● **Stated task**
Below are the records. Gather each line that holds "Physics".

● **Supplied data**
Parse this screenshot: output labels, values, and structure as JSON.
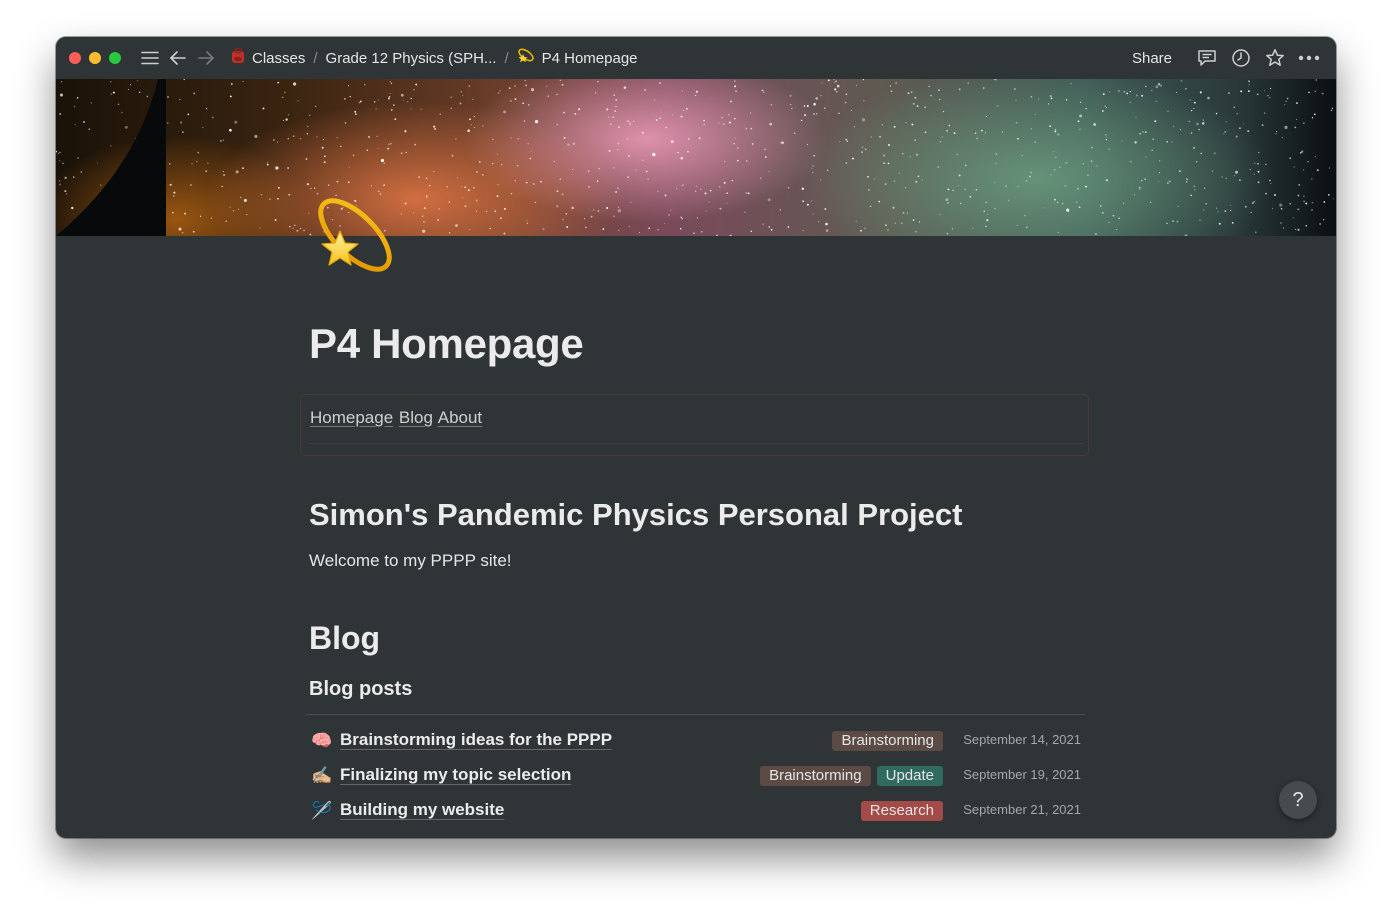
{
  "breadcrumb": {
    "items": [
      {
        "label": "Classes",
        "icon": "backpack-icon"
      },
      {
        "label": "Grade 12 Physics (SPH..."
      },
      {
        "label": "P4 Homepage",
        "icon": "dizzy-star-icon"
      }
    ],
    "separator": "/"
  },
  "toolbar": {
    "share_label": "Share"
  },
  "page": {
    "title": "P4 Homepage",
    "icon": "dizzy-star-icon"
  },
  "nav": {
    "links": [
      "Homepage",
      "Blog",
      "About"
    ]
  },
  "intro": {
    "heading": "Simon's Pandemic Physics Personal Project",
    "text": "Welcome to my PPPP site!"
  },
  "blog": {
    "heading": "Blog",
    "subheading": "Blog posts",
    "posts": [
      {
        "emoji": "🧠",
        "title": "Brainstorming ideas for the PPPP",
        "tags": [
          {
            "label": "Brainstorming",
            "color": "#5c4b45"
          }
        ],
        "date": "September 14, 2021"
      },
      {
        "emoji": "✍🏼",
        "title": "Finalizing my topic selection",
        "tags": [
          {
            "label": "Brainstorming",
            "color": "#5c4b45"
          },
          {
            "label": "Update",
            "color": "#2f6b5f"
          }
        ],
        "date": "September 19, 2021"
      },
      {
        "emoji": "🪡",
        "title": "Building my website",
        "tags": [
          {
            "label": "Research",
            "color": "#a34b48"
          }
        ],
        "date": "September 21, 2021"
      }
    ]
  },
  "help": {
    "label": "?"
  }
}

● **Problem solution**
        "label": "Grade 12 Physics (SPH..."
    "heading": "Simon's Pandemic Physics Personal Project",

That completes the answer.